• Work to be completed
Look through the lines of the material and count those containing "Bacon". Give that count alone.

************

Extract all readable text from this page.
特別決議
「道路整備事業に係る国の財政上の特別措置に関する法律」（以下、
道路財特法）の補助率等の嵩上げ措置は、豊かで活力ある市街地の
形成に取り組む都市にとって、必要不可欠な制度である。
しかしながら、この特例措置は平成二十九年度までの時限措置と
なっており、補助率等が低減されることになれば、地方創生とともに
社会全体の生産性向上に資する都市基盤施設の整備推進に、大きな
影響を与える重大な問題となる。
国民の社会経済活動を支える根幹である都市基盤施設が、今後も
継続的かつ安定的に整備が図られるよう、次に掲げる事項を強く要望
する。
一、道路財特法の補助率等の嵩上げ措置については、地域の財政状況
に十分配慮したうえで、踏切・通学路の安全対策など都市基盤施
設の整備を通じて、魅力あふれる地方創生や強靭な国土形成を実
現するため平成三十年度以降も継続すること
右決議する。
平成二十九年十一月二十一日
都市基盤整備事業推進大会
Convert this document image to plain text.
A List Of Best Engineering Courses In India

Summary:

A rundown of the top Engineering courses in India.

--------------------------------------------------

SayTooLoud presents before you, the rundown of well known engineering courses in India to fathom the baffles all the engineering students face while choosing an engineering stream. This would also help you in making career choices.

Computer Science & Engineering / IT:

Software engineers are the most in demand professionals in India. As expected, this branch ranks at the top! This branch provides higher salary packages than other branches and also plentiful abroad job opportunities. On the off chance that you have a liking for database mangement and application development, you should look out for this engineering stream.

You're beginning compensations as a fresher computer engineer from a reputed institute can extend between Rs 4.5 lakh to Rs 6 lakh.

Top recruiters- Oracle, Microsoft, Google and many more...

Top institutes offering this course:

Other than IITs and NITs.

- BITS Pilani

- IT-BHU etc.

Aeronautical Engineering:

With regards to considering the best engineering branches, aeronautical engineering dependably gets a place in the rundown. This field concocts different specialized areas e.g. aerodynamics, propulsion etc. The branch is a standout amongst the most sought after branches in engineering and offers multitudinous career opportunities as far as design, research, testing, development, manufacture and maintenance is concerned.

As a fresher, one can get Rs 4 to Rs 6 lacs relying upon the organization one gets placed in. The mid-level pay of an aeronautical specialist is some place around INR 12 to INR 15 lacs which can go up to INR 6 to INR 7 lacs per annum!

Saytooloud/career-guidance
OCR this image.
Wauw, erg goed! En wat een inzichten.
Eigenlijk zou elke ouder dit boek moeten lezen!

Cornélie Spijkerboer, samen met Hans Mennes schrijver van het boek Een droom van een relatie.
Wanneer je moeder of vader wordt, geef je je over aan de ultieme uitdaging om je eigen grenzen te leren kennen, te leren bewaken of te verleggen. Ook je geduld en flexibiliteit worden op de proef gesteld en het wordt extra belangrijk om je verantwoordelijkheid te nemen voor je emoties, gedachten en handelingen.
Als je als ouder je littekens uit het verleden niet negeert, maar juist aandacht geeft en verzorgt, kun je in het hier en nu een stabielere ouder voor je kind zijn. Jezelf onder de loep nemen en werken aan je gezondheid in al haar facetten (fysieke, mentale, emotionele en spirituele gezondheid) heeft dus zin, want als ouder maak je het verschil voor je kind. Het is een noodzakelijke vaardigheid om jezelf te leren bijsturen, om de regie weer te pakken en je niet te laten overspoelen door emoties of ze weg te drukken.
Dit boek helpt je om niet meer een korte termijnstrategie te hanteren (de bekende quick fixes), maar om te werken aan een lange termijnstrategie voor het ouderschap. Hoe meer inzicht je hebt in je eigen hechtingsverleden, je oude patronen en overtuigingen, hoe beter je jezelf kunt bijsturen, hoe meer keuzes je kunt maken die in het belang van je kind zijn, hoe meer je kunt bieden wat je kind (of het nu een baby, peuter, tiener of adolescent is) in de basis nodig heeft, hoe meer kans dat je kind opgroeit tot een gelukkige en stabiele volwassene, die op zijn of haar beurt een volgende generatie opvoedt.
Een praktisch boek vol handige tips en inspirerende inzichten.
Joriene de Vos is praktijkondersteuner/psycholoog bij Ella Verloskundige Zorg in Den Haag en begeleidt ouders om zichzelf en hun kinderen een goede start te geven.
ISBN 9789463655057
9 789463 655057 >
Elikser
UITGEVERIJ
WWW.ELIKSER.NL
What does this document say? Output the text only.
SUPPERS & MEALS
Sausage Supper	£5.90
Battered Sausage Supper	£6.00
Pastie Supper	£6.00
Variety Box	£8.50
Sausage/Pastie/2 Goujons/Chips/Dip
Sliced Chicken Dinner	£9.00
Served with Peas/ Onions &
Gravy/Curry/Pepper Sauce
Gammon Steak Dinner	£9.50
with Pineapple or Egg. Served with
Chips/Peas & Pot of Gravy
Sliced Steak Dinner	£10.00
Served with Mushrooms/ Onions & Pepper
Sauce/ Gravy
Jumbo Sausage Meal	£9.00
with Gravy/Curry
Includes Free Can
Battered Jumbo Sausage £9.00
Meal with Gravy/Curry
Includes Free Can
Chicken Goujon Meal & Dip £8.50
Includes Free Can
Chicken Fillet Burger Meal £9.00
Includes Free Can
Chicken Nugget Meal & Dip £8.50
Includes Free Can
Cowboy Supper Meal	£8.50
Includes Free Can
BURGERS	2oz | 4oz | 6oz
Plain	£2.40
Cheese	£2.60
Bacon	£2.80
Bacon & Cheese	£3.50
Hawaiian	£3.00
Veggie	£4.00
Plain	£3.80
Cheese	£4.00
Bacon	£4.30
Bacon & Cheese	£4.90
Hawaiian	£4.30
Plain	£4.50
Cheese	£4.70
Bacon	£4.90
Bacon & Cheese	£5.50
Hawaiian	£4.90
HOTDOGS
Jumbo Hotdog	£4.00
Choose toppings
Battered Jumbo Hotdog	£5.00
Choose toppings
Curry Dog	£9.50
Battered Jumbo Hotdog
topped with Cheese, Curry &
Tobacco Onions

************

• Solution to this exercise
6